DIRECTIONS — Copy out the lines of the material from the line containing "Patent image size: (1320, 1084)." up to and including the line containing "The printed circuit board sensor 706 is", without changing them.

STORED ROWS —
■ ■ ■ ■

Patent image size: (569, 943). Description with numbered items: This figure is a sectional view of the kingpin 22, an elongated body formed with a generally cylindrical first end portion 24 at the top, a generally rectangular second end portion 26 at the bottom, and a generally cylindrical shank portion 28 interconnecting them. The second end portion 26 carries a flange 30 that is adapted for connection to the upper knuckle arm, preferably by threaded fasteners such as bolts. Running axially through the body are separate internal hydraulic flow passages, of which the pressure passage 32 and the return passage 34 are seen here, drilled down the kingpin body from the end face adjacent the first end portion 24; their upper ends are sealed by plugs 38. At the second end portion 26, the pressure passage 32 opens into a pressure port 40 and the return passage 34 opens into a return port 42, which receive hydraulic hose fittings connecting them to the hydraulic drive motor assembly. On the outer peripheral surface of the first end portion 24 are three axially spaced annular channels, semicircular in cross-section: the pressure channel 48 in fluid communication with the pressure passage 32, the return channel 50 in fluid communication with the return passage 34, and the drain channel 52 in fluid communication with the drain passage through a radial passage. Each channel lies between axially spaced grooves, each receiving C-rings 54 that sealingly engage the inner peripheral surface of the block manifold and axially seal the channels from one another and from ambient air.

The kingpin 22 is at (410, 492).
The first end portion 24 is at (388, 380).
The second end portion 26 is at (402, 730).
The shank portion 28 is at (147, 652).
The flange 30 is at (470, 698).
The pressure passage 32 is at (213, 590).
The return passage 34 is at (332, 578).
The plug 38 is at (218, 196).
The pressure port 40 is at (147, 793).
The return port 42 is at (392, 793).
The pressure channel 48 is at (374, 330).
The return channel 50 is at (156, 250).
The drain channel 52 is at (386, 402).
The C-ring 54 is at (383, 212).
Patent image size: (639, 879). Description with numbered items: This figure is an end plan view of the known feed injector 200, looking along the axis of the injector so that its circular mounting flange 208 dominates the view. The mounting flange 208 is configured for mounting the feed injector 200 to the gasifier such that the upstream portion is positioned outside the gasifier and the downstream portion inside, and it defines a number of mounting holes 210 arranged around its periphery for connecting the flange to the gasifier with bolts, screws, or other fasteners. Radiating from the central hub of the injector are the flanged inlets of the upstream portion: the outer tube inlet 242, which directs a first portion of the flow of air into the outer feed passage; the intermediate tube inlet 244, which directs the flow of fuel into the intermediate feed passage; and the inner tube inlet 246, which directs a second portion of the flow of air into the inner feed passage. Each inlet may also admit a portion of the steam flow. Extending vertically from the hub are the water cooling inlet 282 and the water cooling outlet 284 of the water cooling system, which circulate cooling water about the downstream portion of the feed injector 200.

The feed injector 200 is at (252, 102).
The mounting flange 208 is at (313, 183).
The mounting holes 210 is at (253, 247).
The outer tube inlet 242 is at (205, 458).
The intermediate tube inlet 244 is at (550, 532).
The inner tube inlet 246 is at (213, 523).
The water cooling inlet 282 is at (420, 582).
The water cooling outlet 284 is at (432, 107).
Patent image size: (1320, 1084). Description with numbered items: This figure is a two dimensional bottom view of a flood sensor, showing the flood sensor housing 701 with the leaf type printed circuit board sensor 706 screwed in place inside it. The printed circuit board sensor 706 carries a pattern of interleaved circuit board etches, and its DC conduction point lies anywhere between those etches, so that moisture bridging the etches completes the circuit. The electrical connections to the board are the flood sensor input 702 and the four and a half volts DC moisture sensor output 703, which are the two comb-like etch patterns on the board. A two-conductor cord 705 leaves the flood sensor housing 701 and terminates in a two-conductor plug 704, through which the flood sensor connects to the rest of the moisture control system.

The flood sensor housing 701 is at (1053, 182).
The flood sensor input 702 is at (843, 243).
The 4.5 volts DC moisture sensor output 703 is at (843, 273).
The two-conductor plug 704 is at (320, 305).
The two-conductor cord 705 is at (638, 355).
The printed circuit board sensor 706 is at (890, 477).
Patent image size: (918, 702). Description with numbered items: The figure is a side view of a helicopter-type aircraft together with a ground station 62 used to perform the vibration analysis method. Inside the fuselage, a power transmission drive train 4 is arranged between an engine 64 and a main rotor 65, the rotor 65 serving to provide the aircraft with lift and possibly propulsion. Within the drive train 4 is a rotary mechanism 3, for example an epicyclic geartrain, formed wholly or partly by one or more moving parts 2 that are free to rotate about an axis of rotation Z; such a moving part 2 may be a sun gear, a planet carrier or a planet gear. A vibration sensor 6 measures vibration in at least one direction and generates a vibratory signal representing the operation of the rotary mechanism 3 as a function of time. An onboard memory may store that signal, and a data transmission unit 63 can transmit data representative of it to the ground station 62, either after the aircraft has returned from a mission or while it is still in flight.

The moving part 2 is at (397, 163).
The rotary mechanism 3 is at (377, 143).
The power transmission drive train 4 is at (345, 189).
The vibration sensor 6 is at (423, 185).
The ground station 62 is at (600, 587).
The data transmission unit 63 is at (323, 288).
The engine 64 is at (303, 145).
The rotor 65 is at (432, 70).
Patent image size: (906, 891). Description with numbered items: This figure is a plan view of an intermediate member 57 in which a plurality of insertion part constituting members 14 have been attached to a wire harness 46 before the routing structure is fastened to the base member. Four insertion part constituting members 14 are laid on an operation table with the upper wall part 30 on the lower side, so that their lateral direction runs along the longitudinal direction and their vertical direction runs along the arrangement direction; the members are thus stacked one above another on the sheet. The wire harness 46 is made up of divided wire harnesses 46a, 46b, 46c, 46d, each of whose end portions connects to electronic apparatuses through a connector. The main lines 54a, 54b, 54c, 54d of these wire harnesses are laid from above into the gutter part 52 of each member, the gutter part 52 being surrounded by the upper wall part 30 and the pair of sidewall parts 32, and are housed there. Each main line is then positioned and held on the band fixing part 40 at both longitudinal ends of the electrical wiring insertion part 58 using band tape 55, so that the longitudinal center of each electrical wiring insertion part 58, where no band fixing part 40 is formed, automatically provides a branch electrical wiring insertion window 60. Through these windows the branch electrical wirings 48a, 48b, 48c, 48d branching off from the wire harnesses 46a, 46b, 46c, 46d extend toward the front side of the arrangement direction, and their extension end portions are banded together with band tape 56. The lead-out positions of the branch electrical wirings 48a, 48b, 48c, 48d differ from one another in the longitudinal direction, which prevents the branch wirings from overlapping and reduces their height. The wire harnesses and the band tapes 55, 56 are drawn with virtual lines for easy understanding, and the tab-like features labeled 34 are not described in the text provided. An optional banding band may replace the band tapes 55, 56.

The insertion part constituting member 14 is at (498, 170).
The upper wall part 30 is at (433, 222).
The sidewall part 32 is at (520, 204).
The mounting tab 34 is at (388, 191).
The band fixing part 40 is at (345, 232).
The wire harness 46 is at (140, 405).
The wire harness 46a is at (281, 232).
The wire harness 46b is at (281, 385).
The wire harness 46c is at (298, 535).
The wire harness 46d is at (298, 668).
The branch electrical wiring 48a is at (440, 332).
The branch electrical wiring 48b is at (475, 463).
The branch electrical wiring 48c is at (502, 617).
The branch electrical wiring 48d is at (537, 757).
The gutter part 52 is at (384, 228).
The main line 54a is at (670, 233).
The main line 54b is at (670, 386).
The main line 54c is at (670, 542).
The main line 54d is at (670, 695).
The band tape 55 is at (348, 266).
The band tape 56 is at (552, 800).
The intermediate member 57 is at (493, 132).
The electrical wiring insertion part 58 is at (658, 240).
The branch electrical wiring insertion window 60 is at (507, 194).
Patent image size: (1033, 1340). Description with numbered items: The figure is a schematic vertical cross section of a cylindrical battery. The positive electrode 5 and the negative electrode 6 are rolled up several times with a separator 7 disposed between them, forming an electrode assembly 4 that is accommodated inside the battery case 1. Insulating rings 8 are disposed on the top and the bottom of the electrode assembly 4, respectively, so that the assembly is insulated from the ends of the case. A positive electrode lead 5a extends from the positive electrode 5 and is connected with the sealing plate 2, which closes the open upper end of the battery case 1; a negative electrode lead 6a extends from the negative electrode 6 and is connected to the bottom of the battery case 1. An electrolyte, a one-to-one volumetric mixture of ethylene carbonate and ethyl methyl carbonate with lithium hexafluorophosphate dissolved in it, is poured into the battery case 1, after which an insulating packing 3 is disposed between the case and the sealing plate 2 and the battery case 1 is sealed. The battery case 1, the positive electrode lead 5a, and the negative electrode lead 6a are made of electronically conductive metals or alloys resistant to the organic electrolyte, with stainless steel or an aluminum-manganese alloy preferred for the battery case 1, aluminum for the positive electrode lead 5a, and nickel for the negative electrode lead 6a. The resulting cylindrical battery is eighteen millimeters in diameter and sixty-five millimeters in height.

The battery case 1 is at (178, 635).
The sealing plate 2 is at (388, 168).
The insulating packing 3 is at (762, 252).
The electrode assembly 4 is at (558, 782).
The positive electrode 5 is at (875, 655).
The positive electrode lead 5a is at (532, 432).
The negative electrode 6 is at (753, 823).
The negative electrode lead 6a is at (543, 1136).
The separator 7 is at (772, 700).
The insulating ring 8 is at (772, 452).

■ ■ ■ ■

WRITTEN SOLUTION —
Patent image size: (1320, 1084). Description with numbered items: This figure is a two dimensional bottom view of a flood sensor, showing the flood sensor housing 701 with the leaf type printed circuit board sensor 706 screwed in place inside it. The printed circuit board sensor 706 carries a pattern of interleaved circuit board etches, and its DC conduction point lies anywhere between those etches, so that moisture bridging the etches completes the circuit. The electrical connections to the board are the flood sensor input 702 and the four and a half volts DC moisture sensor output 703, which are the two comb-like etch patterns on the board. A two-conductor cord 705 leaves the flood sensor housing 701 and terminates in a two-conductor plug 704, through which the flood sensor connects to the rest of the moisture control system.

The flood sensor housing 701 is at (1053, 182).
The flood sensor input 702 is at (843, 243).
The 4.5 volts DC moisture sensor output 703 is at (843, 273).
The two-conductor plug 704 is at (320, 305).
The two-conductor cord 705 is at (638, 355).
The printed circuit board sensor 706 is at (890, 477).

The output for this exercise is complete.